> _実施する作業_:
a - 本文のうち、"Q 私は某市の職員です。当市"で始まり"5頁から776頁・資料1)。"まで続く部分を、そのまま抜き出してください。
b - 本文の内容を二文で要約すること。
c - 本文によれば、概算払が前金払と異なり、事後に必ず行う必要があるのは何か。

> _本文_:
---*---
Q 私は某市の職員です。当市の財務規則では,前金払に関する規定をおいて運用しているのですが,これを概算払にすることに問題はないでしょうか?また概算払と前金払とでは,どういう違いがあるのでしょうか?
A 
1,概算払と前金払
概算払とは,地方公共団体が支払うべき債務金額の確定前に概算をもって支出する方法をいいます。概算払は,その性質上事後において必ず精算を行う必要がある点が前金払と異なるところです。
前金払とは,地方公共団体がその負担した債務の履行期到来前において,確定した債務としてその履行をすることをいいます(松本英昭「新版逐条地方自治法第4次改訂版」775頁から776頁・資料1)。
概算払と前金払の違いは,概算払が地方公共団体が支払うべき債務金額が確定していないところで概算で支払うもの,したがって,事後に精算をしなければならないこと,一方,前金払は確定した債務としてその履行をすることをいうのです。
---*---
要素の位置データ
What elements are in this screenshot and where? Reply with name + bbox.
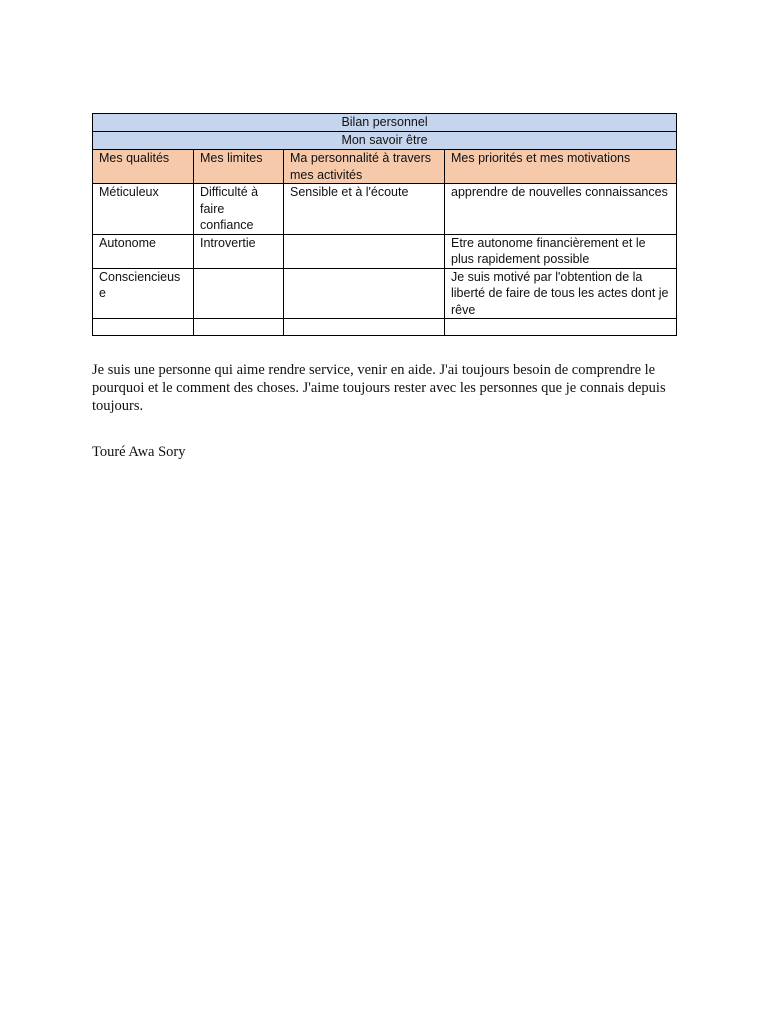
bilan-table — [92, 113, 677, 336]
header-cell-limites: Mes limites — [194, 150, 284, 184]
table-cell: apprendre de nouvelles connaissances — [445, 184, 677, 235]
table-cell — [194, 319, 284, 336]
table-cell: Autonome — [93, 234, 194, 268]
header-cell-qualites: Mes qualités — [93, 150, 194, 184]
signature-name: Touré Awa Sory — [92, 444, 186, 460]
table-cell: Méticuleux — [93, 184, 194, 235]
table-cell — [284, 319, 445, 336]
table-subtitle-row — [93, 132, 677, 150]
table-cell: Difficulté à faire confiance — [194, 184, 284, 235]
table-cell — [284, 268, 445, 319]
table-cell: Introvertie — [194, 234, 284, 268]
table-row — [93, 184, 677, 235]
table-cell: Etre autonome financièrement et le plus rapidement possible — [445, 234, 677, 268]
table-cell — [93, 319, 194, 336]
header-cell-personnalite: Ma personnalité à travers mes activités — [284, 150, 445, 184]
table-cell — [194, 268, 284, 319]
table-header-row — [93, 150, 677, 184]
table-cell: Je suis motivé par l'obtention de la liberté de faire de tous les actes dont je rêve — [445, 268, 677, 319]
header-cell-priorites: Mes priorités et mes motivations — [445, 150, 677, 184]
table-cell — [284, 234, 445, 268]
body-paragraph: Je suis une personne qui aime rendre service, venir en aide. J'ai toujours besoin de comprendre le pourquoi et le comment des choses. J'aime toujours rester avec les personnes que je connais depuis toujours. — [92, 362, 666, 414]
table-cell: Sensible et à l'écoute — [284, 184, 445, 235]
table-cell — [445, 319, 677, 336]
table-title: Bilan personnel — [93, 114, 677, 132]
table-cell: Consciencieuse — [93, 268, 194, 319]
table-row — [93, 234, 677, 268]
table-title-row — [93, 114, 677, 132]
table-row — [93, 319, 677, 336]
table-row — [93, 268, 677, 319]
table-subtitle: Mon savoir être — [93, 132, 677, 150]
---*---
> _作業の解答_:
a -
Q 私は某市の職員です。当市の財務規則では,前金払に関する規定をおいて運用しているのですが,これを概算払にすることに問題はないでしょうか?また概算払と前金払とでは,どういう違いがあるのでしょうか?
A 
1,概算払と前金払
概算払とは,地方公共団体が支払うべき債務金額の確定前に概算をもって支出する方法をいいます。概算払は,その性質上事後において必ず精算を行う必要がある点が前金払と異なるところです。
前金払とは,地方公共団体がその負担した債務の履行期到来前において,確定した債務としてその履行をすることをいいます(松本英昭「新版逐条地方自治法第4次改訂版」775頁から776頁・資料1)。

b - 概算払とは、地方公共団体が支払うべき債務金額の確定前に概算をもって支出する方法で、事後に必ず精算を行う必要がある。前金払とは、地方公共団体が負担した債務の履行期到来前に、確定した債務としてその履行をすることをいう。

c - 精算